[Stored entries]
-.-.-

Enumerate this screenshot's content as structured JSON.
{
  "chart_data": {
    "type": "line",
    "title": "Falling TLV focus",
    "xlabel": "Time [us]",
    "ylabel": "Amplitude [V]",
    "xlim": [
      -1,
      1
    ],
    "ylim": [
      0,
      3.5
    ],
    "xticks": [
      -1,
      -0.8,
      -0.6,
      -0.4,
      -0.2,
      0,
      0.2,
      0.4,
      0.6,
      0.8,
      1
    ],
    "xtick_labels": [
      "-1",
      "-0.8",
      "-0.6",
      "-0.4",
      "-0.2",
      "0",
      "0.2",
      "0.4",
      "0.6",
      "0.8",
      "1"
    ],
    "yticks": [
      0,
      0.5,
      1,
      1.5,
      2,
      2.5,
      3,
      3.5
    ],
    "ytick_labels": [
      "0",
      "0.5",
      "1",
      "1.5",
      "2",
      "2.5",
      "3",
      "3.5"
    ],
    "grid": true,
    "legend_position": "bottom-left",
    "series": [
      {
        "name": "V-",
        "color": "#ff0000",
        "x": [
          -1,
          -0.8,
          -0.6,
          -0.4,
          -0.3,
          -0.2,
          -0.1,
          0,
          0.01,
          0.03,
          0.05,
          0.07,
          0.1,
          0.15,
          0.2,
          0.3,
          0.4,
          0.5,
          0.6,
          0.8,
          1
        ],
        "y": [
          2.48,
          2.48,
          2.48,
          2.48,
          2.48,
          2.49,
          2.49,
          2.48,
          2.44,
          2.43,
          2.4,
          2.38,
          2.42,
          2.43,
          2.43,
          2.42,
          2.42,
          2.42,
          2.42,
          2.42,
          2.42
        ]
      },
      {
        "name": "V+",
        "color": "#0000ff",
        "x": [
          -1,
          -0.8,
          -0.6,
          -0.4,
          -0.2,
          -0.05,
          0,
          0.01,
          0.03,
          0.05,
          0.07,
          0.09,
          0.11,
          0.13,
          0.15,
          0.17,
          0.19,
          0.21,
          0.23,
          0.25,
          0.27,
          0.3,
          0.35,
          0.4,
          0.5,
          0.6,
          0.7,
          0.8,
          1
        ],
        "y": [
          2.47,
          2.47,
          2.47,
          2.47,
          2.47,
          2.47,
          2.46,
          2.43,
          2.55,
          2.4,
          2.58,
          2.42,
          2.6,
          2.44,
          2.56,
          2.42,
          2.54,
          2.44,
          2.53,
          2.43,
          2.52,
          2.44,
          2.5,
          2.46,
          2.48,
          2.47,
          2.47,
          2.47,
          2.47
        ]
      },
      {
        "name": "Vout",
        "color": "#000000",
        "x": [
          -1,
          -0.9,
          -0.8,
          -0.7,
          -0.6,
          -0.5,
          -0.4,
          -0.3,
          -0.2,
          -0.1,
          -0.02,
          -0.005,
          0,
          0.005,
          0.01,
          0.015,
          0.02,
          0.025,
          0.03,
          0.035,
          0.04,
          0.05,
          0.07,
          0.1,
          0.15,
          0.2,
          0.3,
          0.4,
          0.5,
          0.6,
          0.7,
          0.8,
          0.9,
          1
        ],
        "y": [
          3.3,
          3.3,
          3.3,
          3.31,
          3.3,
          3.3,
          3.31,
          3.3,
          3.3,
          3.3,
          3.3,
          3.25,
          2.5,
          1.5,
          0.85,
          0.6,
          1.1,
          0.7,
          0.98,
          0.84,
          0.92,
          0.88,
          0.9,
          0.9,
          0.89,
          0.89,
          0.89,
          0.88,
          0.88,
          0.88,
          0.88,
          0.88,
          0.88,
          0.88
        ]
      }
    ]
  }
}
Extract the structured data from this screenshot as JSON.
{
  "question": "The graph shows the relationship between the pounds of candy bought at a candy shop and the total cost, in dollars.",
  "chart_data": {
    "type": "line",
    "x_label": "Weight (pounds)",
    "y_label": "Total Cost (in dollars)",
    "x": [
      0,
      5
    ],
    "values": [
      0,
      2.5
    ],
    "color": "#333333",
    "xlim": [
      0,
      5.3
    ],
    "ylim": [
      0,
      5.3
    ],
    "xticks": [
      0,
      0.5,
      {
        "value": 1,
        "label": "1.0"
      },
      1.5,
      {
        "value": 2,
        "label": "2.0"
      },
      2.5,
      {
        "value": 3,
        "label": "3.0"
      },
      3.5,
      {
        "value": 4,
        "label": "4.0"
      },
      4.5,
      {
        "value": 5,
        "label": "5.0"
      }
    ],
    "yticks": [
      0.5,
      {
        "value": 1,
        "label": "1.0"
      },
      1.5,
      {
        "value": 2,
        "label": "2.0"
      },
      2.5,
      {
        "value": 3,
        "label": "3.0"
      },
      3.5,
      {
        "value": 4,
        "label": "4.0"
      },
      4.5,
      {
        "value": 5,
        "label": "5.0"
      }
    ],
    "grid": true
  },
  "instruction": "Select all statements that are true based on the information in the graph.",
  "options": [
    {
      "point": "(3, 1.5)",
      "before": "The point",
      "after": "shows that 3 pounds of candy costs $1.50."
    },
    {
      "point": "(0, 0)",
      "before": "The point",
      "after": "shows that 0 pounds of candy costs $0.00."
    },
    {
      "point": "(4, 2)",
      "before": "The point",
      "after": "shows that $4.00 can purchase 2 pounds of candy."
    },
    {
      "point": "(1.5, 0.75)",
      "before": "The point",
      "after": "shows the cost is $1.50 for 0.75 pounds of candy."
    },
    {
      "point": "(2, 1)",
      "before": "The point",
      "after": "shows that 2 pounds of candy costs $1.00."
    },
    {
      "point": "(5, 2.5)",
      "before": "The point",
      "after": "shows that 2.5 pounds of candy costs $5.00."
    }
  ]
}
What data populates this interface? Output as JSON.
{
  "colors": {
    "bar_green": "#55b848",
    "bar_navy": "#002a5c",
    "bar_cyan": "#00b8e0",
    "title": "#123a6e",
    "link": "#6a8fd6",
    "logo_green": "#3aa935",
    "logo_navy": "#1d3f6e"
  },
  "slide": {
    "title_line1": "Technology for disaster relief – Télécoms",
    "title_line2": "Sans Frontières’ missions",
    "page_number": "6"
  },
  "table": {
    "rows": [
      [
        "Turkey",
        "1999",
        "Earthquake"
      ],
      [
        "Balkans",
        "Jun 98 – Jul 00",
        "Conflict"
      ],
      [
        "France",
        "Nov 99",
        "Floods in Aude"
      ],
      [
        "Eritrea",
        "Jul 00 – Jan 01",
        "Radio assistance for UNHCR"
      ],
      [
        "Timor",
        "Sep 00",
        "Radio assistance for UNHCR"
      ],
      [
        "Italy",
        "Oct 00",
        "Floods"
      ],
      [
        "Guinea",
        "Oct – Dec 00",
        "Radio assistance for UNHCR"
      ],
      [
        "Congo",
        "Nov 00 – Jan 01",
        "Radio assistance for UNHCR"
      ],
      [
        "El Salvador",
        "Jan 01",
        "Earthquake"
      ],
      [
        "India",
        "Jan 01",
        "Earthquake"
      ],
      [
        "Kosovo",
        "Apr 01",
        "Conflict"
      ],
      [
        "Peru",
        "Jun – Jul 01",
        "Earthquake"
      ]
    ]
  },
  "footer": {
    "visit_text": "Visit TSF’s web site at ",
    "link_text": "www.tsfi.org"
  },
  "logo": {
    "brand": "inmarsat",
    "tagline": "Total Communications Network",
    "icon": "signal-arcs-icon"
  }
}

-.-.-

- _GOAL_: State the number of lines holding the word "JSON" in the listing. Add nothing else.

- _OUTPUT_: 3